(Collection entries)
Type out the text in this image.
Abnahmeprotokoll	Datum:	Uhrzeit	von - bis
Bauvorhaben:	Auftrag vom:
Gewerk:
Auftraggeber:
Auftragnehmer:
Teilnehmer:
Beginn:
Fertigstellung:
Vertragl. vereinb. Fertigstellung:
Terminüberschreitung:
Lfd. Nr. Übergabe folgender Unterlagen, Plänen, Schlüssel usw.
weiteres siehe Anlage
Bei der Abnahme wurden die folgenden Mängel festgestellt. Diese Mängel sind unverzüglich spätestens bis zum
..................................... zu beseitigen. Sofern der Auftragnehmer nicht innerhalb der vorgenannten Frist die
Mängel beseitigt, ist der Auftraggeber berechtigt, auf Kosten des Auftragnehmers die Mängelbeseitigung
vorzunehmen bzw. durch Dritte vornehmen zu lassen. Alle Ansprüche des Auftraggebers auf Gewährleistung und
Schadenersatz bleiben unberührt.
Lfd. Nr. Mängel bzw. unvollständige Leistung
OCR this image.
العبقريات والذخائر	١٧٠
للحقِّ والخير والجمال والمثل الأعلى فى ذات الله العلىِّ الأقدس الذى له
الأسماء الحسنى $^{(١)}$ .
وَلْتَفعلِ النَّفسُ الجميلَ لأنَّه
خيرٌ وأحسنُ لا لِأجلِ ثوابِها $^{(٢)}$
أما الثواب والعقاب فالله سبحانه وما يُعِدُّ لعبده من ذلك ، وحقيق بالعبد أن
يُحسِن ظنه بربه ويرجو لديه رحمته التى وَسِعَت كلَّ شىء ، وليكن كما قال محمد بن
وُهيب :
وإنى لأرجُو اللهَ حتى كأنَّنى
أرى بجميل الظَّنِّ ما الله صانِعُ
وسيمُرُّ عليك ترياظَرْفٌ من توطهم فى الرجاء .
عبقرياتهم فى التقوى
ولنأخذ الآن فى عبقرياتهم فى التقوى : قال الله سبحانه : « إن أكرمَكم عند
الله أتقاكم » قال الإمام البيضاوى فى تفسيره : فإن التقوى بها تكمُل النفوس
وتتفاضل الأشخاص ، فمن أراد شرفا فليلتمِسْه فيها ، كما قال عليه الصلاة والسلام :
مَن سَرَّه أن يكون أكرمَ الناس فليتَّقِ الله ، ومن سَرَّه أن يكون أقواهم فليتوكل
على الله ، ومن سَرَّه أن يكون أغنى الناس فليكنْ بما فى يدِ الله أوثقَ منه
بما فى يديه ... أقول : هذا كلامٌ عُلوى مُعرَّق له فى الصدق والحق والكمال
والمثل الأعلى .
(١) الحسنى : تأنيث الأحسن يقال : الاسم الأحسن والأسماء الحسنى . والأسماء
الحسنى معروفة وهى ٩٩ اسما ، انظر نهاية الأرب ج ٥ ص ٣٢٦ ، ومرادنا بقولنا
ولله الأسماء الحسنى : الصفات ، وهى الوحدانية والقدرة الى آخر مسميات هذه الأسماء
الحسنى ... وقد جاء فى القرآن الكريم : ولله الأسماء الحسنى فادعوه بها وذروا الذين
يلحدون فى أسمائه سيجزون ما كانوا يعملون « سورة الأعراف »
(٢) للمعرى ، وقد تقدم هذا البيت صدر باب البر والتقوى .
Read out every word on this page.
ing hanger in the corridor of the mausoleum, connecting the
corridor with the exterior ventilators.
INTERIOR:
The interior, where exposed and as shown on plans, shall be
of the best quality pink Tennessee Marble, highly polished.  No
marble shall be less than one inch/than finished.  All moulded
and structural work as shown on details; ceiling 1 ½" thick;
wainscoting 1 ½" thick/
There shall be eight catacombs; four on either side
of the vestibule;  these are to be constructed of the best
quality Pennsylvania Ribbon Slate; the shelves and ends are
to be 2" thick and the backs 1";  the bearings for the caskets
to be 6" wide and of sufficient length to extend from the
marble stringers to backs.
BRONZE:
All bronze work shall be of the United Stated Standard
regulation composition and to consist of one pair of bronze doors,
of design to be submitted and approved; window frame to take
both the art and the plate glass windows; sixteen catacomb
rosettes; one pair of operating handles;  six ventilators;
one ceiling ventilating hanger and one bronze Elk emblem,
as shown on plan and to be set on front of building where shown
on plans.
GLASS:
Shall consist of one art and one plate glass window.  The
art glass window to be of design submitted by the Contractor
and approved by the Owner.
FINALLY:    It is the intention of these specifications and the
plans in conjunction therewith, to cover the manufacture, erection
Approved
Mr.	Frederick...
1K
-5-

TASK TO CARRY OUT
Which lines above contain "backs"? Show each of them.

FULL SOLUTION
to be 2" thick and the backs 1";  the bearings for the caskets
marble stringers to backs.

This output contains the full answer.